§ **TEXTO DA PÁGINA**
O sabor dos alimentos, por outro lado, é algo muito mais complexo: está relacionado não só ao gosto, mas à percepção olfativa (aromas) e às sensações bucais (como textura e temperatura). Trata-se da interpretação que o cérebro faz de todas essas sensações ao mesmo tempo. Por exemplo, conseguimos distinguir uma laranja de um limão, frutas com gosto ácido, porque seus aromas são diferentes – e consequentemente os sabores também.
Os aromas são um dos principais reforçadores da aceitabilidade do alimento, por isso são muito utilizados pela indústria. “O sentido do olfato está ligado a uma área do cérebro chamada sistema límbico. Essa região é a sede da nossa memória e controla nossas emoções. Então se eu provar um alimento de aroma agradável, essa memória positiva é fixada. Se eu for novamente exposto ao mesmo aroma, ocorre uma ativação dessa memória e emoções positivas vem à minha mente, incentivando o consumo do alimento”, explica o pesquisador.
Além de paladar e olfato, há ainda outra sensação chamada quimioestesia: a estimulação das terminações nervosas livres da mucosa oral. Alguns exemplos são: a ardência das pimentas, a refrescância da menta, o “calor” do álcool, entre outros.
Novo gosto? – O químico destaca que existiria ainda um possível sexto gosto, porém ainda não é plenamente aceito pela comunidade científica e exige mais estudos. O oleogustus, apresentado em 2015 pela Universidade de Purdue (EUA), está relacionado à percepção de ácidos graxos de cadeia média ou longa não esterificados. A pesquisa realizada com 102 participantes sugeriu que esses ácidos graxos são reconhecidos por receptores específicos de nossas papilas gustativas, promovendo uma sensação única e não relacionada aos outros gostos básicos.

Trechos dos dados
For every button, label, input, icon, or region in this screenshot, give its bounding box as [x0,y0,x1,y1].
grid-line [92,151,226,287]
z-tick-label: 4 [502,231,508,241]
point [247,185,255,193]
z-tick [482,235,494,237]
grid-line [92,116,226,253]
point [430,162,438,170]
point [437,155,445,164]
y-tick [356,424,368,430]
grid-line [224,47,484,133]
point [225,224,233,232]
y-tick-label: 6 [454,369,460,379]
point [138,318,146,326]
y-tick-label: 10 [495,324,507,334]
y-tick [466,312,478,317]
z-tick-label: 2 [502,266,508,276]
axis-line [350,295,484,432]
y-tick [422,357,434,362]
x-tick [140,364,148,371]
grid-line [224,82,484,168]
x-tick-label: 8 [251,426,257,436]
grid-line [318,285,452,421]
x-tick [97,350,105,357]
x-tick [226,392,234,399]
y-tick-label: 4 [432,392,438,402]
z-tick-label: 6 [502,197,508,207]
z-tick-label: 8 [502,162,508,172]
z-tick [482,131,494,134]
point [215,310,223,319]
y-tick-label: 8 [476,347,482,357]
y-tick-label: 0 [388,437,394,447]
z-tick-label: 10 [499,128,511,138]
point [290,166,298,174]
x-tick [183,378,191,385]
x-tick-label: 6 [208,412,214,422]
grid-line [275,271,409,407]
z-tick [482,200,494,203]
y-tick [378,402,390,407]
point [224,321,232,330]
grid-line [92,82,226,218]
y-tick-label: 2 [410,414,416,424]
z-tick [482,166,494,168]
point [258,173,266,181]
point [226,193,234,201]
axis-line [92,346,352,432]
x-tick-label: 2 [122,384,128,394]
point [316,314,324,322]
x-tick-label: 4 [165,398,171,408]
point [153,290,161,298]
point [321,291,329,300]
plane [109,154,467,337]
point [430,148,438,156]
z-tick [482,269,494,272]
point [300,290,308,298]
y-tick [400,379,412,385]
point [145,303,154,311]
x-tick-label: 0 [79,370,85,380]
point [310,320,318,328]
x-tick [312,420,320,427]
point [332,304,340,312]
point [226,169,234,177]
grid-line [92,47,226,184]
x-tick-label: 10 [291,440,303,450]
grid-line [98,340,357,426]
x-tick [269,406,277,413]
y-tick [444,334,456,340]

§ **EXERCÍCIO A**
Segundo o texto sobre o sabor dos alimentos, qual universidade apresentou o oleogustus em 2015?
§ **EXERCÍCIO B**
Por favor, continue o texto sobre o sabor dos alimentos a partir da última frase apresentada.

§ **RESPOSTA A**
A Universidade de Purdue (EUA).

§ **RESPOSTA B**
No primeiro experimento, os participantes receberam amostras que continham um dos seis gostos isolados e tiveram que separá-las em grupos, mas as amostras de oleogustus foram agrupadas com as amargas. Já no segundo teste, os indivíduos receberam apenas os três gostos que tiveram dificuldade de separar anteriormente: amargo, umami e oleogustus. As amostras foram divididas corretamente em três grupos, mostrando que o oleogustus é diferente dos demais.
Curiosidade
Você sabia que “apimentado” não é um gosto? Não existe um receptor específico para a capsaicina – substância presente nas pimentas e que é responsável pela ardência. O que acontece é que essa substância estimula os receptores de dor, os chamados nociceptores, e o cérebro entende que a boca está “queimando”. Mas por que, então, algumas pessoas gostam tanto de pimenta? De acordo com o professor Jorge Behrens, a resposta está na compensação da dor pelo organismo. “Quando os receptores de dor da boca são estimulados pela capsaicina, o organismo reage liberando um neurotransmissor, a endorfina, que causa uma sensação de prazer. Então sempre que ocorre a estimulação causada pela capsaicina, existe logo em seguida a liberação de endorfina”.